__SET PROBLEM__. Search the data below for "title"; list each line that holds it.

— BEGIN RECORDS TO USE —

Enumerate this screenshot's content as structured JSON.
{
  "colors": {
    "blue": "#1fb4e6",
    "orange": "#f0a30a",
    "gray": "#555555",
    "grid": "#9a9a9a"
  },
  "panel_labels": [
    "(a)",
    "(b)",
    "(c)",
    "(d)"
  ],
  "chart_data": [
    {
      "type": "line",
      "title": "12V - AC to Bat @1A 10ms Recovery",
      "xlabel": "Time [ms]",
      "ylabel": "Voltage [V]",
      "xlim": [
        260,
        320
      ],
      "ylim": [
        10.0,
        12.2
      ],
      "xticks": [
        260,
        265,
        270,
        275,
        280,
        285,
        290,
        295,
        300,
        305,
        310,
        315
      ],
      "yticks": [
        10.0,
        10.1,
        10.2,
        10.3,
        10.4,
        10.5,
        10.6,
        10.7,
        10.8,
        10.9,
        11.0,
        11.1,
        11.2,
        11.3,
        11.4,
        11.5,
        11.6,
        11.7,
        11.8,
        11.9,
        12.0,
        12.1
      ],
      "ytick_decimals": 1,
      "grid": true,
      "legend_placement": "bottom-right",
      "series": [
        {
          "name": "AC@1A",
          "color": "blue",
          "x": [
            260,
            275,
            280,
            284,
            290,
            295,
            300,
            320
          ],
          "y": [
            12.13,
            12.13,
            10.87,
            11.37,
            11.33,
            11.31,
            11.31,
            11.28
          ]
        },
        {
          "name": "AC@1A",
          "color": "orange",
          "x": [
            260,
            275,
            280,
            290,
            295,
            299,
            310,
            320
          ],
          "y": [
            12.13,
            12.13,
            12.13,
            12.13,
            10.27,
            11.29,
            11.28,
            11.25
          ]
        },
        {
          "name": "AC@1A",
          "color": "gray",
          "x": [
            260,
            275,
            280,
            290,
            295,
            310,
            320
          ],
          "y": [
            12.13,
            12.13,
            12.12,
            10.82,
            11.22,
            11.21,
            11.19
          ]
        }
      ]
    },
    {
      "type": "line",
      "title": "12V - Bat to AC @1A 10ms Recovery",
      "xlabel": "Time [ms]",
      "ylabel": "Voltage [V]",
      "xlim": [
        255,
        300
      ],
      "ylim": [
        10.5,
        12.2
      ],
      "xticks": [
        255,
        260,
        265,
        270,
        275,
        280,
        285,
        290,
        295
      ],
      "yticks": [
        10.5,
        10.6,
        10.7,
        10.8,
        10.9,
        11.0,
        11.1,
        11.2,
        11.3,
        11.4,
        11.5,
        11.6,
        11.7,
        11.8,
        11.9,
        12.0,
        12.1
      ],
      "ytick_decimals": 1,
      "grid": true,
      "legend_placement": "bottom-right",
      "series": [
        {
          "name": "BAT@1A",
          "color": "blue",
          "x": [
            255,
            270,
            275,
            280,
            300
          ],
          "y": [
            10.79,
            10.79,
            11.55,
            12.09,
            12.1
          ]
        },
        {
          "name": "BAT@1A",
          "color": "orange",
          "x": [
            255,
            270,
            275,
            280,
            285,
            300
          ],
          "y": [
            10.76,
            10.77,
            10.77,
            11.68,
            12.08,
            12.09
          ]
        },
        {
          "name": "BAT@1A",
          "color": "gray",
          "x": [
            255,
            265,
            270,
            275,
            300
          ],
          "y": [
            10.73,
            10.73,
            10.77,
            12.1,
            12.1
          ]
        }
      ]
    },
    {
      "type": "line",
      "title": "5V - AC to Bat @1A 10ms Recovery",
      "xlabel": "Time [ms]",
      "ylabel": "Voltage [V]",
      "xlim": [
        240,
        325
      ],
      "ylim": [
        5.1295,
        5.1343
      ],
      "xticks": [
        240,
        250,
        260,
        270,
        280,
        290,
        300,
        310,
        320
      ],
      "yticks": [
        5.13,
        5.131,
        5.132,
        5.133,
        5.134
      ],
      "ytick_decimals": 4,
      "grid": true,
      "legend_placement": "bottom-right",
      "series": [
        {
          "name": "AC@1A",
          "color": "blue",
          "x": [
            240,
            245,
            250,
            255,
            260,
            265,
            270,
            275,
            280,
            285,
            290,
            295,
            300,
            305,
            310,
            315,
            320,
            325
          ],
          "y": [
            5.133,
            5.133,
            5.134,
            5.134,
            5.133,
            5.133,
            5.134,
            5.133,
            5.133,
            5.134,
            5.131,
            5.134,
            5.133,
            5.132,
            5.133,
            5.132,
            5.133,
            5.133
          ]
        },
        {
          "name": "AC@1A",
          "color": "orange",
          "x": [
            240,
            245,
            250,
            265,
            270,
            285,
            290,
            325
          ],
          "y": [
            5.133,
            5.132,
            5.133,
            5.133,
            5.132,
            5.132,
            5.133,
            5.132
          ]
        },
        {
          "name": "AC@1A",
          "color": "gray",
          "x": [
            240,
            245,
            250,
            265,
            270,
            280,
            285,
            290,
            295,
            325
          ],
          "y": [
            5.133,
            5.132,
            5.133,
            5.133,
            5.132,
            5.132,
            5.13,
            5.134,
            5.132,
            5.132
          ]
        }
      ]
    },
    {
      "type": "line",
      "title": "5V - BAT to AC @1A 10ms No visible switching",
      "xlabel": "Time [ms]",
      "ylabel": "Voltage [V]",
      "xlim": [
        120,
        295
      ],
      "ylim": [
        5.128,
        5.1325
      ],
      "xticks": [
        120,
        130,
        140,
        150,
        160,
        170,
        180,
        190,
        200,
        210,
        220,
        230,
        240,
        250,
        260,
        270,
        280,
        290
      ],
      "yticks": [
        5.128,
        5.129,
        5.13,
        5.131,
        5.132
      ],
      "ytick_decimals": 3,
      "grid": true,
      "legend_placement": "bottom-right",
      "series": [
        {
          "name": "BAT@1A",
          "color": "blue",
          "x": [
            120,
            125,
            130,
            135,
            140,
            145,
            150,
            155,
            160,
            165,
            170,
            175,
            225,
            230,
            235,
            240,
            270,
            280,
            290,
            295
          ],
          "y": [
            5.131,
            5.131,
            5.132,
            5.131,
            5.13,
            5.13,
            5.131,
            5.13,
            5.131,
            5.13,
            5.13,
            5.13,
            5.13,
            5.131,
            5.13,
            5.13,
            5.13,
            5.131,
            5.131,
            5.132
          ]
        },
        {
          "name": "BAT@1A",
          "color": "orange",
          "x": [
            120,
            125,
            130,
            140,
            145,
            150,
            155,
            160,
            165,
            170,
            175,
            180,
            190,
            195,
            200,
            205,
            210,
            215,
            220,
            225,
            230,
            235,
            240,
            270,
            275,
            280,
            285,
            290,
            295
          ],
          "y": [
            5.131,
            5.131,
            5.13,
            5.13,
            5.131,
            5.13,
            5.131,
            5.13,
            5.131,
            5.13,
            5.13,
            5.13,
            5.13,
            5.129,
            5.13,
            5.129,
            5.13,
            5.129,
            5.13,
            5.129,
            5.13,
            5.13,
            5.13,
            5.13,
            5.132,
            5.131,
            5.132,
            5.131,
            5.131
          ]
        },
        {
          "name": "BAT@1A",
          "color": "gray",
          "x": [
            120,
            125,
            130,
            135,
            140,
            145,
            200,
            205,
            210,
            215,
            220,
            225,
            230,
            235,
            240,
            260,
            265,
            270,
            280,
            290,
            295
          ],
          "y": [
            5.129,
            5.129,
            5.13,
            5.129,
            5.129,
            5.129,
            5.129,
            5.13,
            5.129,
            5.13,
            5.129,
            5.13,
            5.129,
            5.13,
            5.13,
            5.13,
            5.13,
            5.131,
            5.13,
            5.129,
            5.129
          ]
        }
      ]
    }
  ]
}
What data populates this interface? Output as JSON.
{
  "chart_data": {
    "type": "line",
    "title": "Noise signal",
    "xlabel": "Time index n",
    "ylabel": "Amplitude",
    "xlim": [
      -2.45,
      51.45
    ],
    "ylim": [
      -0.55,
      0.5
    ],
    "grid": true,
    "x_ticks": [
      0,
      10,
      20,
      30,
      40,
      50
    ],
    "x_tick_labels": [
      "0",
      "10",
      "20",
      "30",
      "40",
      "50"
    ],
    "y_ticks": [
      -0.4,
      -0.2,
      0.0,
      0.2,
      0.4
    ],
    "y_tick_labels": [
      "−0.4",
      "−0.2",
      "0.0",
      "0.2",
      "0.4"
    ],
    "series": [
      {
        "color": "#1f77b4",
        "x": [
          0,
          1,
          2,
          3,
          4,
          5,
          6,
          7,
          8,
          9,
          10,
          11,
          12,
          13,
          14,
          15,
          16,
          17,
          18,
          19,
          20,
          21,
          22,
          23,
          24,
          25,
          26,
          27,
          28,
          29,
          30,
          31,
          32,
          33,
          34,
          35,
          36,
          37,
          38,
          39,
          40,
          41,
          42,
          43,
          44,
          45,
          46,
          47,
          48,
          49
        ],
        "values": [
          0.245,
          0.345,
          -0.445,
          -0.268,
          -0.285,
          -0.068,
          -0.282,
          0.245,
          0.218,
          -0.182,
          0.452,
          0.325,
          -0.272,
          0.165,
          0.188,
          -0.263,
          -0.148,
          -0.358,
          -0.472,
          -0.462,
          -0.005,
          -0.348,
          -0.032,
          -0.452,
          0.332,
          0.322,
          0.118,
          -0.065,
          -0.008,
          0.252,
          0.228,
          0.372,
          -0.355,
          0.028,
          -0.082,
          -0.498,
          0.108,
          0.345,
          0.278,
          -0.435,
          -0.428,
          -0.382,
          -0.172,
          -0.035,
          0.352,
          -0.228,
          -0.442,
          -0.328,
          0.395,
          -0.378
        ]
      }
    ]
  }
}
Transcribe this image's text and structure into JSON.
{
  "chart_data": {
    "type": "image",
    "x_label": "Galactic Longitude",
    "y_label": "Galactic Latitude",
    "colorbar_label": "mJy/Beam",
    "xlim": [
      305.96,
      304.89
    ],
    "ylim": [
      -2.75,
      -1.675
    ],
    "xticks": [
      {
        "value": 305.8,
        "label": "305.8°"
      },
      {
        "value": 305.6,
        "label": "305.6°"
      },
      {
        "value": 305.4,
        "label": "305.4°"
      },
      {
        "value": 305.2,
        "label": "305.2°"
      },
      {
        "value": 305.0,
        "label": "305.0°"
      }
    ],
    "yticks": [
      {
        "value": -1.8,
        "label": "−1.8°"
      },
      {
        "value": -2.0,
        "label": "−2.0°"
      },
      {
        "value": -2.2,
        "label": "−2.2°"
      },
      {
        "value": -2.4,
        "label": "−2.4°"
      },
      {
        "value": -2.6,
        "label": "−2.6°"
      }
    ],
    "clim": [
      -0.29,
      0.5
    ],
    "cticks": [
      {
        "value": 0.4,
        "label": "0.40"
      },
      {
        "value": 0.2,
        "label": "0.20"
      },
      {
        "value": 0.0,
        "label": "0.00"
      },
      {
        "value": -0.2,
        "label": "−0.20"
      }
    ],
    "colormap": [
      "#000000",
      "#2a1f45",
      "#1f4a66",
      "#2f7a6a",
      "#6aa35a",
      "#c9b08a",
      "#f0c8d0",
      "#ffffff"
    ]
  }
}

— END RECORDS TO USE —

__TASK ANSWER__.
      "title": "12V - AC to Bat @1A 10ms Recovery",
      "title": "12V - Bat to AC @1A 10ms Recovery",
      "title": "5V - AC to Bat @1A 10ms Recovery",
      "title": "5V - BAT to AC @1A 10ms No visible switching",
    "title": "Noise signal",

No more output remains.